Items:
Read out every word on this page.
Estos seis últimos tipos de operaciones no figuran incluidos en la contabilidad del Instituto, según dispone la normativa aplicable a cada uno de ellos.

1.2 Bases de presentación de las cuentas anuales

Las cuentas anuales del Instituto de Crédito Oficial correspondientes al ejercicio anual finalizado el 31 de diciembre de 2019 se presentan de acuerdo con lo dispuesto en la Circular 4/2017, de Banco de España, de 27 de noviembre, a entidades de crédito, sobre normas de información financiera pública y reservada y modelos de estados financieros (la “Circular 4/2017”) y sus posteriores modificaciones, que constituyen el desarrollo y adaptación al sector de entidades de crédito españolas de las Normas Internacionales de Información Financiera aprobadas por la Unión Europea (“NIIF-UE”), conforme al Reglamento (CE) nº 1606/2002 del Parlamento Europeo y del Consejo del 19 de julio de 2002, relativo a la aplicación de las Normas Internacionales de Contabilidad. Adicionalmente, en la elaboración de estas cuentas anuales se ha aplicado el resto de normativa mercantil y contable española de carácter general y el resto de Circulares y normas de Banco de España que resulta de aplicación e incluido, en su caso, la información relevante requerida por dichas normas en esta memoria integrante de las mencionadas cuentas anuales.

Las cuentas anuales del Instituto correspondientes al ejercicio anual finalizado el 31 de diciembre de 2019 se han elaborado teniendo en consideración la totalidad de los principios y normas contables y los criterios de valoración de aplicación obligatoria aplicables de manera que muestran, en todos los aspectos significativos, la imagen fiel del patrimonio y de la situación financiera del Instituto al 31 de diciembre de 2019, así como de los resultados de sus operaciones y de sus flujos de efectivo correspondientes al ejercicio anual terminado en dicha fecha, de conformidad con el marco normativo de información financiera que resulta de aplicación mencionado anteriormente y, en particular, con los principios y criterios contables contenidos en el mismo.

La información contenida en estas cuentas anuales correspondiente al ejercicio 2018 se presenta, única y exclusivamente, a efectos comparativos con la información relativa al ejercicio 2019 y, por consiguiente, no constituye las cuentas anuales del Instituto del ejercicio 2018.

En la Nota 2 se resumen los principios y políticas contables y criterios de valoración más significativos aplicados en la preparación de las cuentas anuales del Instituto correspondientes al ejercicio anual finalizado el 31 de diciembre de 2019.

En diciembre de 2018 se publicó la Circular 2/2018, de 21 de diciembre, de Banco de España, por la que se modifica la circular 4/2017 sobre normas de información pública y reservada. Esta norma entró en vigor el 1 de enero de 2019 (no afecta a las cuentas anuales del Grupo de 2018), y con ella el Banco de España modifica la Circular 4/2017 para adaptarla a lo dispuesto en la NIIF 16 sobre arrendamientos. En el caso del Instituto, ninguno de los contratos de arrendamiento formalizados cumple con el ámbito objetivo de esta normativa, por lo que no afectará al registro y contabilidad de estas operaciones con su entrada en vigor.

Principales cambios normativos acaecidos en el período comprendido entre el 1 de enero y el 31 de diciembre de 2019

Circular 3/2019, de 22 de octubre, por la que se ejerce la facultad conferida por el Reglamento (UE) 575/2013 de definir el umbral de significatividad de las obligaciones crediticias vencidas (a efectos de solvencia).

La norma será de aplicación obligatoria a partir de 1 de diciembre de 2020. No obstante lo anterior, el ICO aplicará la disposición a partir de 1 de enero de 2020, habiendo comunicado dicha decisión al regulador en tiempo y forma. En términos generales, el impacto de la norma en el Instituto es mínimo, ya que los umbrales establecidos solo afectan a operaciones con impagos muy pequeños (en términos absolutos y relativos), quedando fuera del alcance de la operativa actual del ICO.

Stated task:
Each entry is to be returned in full, character for character.

Output for this exercise:
Read out every word on this page.
Estos seis últimos tipos de operaciones no figuran incluidos en la contabilidad del Instituto, según dispone la normativa aplicable a cada uno de ellos.

1.2 Bases de presentación de las cuentas anuales

Las cuentas anuales del Instituto de Crédito Oficial correspondientes al ejercicio anual finalizado el 31 de diciembre de 2019 se presentan de acuerdo con lo dispuesto en la Circular 4/2017, de Banco de España, de 27 de noviembre, a entidades de crédito, sobre normas de información financiera pública y reservada y modelos de estados financieros (la “Circular 4/2017”) y sus posteriores modificaciones, que constituyen el desarrollo y adaptación al sector de entidades de crédito españolas de las Normas Internacionales de Información Financiera aprobadas por la Unión Europea (“NIIF-UE”), conforme al Reglamento (CE) nº 1606/2002 del Parlamento Europeo y del Consejo del 19 de julio de 2002, relativo a la aplicación de las Normas Internacionales de Contabilidad. Adicionalmente, en la elaboración de estas cuentas anuales se ha aplicado el resto de normativa mercantil y contable española de carácter general y el resto de Circulares y normas de Banco de España que resulta de aplicación e incluido, en su caso, la información relevante requerida por dichas normas en esta memoria integrante de las mencionadas cuentas anuales.

Las cuentas anuales del Instituto correspondientes al ejercicio anual finalizado el 31 de diciembre de 2019 se han elaborado teniendo en consideración la totalidad de los principios y normas contables y los criterios de valoración de aplicación obligatoria aplicables de manera que muestran, en todos los aspectos significativos, la imagen fiel del patrimonio y de la situación financiera del Instituto al 31 de diciembre de 2019, así como de los resultados de sus operaciones y de sus flujos de efectivo correspondientes al ejercicio anual terminado en dicha fecha, de conformidad con el marco normativo de información financiera que resulta de aplicación mencionado anteriormente y, en particular, con los principios y criterios contables contenidos en el mismo.

La información contenida en estas cuentas anuales correspondiente al ejercicio 2018 se presenta, única y exclusivamente, a efectos comparativos con la información relativa al ejercicio 2019 y, por consiguiente, no constituye las cuentas anuales del Instituto del ejercicio 2018.

En la Nota 2 se resumen los principios y políticas contables y criterios de valoración más significativos aplicados en la preparación de las cuentas anuales del Instituto correspondientes al ejercicio anual finalizado el 31 de diciembre de 2019.

En diciembre de 2018 se publicó la Circular 2/2018, de 21 de diciembre, de Banco de España, por la que se modifica la circular 4/2017 sobre normas de información pública y reservada. Esta norma entró en vigor el 1 de enero de 2019 (no afecta a las cuentas anuales del Grupo de 2018), y con ella el Banco de España modifica la Circular 4/2017 para adaptarla a lo dispuesto en la NIIF 16 sobre arrendamientos. En el caso del Instituto, ninguno de los contratos de arrendamiento formalizados cumple con el ámbito objetivo de esta normativa, por lo que no afectará al registro y contabilidad de estas operaciones con su entrada en vigor.

Principales cambios normativos acaecidos en el período comprendido entre el 1 de enero y el 31 de diciembre de 2019

Circular 3/2019, de 22 de octubre, por la que se ejerce la facultad conferida por el Reglamento (UE) 575/2013 de definir el umbral de significatividad de las obligaciones crediticias vencidas (a efectos de solvencia).

La norma será de aplicación obligatoria a partir de 1 de diciembre de 2020. No obstante lo anterior, el ICO aplicará la disposición a partir de 1 de enero de 2020, habiendo comunicado dicha decisión al regulador en tiempo y forma. En términos generales, el impacto de la norma en el Instituto es mínimo, ya que los umbrales establecidos solo afectan a operaciones con impagos muy pequeños (en términos absolutos y relativos), quedando fuera del alcance de la operativa actual del ICO.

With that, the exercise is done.